Type the records out again in full, exactly.

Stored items
((
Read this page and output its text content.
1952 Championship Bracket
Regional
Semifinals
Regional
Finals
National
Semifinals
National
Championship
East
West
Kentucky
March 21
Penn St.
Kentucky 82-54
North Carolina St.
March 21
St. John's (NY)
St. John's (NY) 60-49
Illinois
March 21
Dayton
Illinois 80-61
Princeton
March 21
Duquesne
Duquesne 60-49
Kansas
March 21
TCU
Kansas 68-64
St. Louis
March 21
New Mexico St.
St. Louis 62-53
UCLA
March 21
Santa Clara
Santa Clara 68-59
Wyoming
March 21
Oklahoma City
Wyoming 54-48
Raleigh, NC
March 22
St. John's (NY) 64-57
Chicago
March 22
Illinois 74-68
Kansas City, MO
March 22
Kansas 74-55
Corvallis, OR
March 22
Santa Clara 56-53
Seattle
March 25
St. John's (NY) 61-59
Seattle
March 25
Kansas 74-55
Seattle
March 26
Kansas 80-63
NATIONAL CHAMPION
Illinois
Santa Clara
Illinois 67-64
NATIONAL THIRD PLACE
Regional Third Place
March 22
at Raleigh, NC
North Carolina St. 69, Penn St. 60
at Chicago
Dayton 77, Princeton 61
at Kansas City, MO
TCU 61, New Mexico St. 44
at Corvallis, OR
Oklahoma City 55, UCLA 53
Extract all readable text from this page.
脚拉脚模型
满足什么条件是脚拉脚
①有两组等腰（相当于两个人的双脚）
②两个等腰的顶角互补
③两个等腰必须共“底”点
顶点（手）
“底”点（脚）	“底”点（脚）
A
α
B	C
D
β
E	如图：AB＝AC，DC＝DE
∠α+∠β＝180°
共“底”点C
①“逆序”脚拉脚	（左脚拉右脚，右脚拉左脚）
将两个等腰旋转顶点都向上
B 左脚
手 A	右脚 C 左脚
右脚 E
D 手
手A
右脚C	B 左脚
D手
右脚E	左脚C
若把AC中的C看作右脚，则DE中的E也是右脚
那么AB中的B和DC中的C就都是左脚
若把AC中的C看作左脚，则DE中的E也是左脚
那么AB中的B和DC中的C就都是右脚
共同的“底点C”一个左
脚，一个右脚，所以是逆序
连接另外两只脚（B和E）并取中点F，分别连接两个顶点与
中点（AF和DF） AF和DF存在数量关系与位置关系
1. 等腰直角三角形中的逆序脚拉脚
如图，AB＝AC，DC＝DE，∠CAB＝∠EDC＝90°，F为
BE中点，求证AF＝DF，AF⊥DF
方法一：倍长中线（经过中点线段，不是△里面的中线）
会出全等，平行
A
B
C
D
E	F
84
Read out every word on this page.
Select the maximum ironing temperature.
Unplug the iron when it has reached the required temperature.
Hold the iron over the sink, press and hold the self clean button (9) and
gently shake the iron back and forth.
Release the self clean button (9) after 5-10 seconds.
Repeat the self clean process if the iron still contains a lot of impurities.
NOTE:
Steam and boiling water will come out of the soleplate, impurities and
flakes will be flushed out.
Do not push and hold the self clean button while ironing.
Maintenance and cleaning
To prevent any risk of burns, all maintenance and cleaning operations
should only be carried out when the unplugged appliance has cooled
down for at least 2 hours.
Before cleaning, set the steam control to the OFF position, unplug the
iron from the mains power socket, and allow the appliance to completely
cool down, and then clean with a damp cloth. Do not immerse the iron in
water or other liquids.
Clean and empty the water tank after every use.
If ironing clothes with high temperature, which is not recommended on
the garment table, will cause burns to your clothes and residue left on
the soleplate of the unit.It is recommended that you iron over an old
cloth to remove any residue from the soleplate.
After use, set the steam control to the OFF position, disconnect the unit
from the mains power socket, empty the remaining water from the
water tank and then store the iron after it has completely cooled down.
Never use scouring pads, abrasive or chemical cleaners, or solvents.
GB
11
))
▶ _Written solution_:
Read this page and output its text content.
1952 Championship Bracket
Regional
Semifinals
Regional
Finals
National
Semifinals
National
Championship
East
West
Kentucky
March 21
Penn St.
Kentucky 82-54
North Carolina St.
March 21
St. John's (NY)
St. John's (NY) 60-49
Illinois
March 21
Dayton
Illinois 80-61
Princeton
March 21
Duquesne
Duquesne 60-49
Kansas
March 21
TCU
Kansas 68-64
St. Louis
March 21
New Mexico St.
St. Louis 62-53
UCLA
March 21
Santa Clara
Santa Clara 68-59
Wyoming
March 21
Oklahoma City
Wyoming 54-48
Raleigh, NC
March 22
St. John's (NY) 64-57
Chicago
March 22
Illinois 74-68
Kansas City, MO
March 22
Kansas 74-55
Corvallis, OR
March 22
Santa Clara 56-53
Seattle
March 25
St. John's (NY) 61-59
Seattle
March 25
Kansas 74-55
Seattle
March 26
Kansas 80-63
NATIONAL CHAMPION
Illinois
Santa Clara
Illinois 67-64
NATIONAL THIRD PLACE
Regional Third Place
March 22
at Raleigh, NC
North Carolina St. 69, Penn St. 60
at Chicago
Dayton 77, Princeton 61
at Kansas City, MO
TCU 61, New Mexico St. 44
at Corvallis, OR
Oklahoma City 55, UCLA 53
Extract all readable text from this page.
脚拉脚模型
满足什么条件是脚拉脚
①有两组等腰（相当于两个人的双脚）
②两个等腰的顶角互补
③两个等腰必须共“底”点
顶点（手）
“底”点（脚）	“底”点（脚）
A
α
B	C
D
β
E	如图：AB＝AC，DC＝DE
∠α+∠β＝180°
共“底”点C
①“逆序”脚拉脚	（左脚拉右脚，右脚拉左脚）
将两个等腰旋转顶点都向上
B 左脚
手 A	右脚 C 左脚
右脚 E
D 手
手A
右脚C	B 左脚
D手
右脚E	左脚C
若把AC中的C看作右脚，则DE中的E也是右脚
那么AB中的B和DC中的C就都是左脚
若把AC中的C看作左脚，则DE中的E也是左脚
那么AB中的B和DC中的C就都是右脚
共同的“底点C”一个左
脚，一个右脚，所以是逆序
连接另外两只脚（B和E）并取中点F，分别连接两个顶点与
中点（AF和DF） AF和DF存在数量关系与位置关系
1. 等腰直角三角形中的逆序脚拉脚
如图，AB＝AC，DC＝DE，∠CAB＝∠EDC＝90°，F为
BE中点，求证AF＝DF，AF⊥DF
方法一：倍长中线（经过中点线段，不是△里面的中线）
会出全等，平行
A
B
C
D
E	F
84
Read out every word on this page.
Select the maximum ironing temperature.
Unplug the iron when it has reached the required temperature.
Hold the iron over the sink, press and hold the self clean button (9) and
gently shake the iron back and forth.
Release the self clean button (9) after 5-10 seconds.
Repeat the self clean process if the iron still contains a lot of impurities.
NOTE:
Steam and boiling water will come out of the soleplate, impurities and
flakes will be flushed out.
Do not push and hold the self clean button while ironing.
Maintenance and cleaning
To prevent any risk of burns, all maintenance and cleaning operations
should only be carried out when the unplugged appliance has cooled
down for at least 2 hours.
Before cleaning, set the steam control to the OFF position, unplug the
iron from the mains power socket, and allow the appliance to completely
cool down, and then clean with a damp cloth. Do not immerse the iron in
water or other liquids.
Clean and empty the water tank after every use.
If ironing clothes with high temperature, which is not recommended on
the garment table, will cause burns to your clothes and residue left on
the soleplate of the unit.It is recommended that you iron over an old
cloth to remove any residue from the soleplate.
After use, set the steam control to the OFF position, disconnect the unit
from the mains power socket, empty the remaining water from the
water tank and then store the iron after it has completely cooled down.
Never use scouring pads, abrasive or chemical cleaners, or solvents.
GB
11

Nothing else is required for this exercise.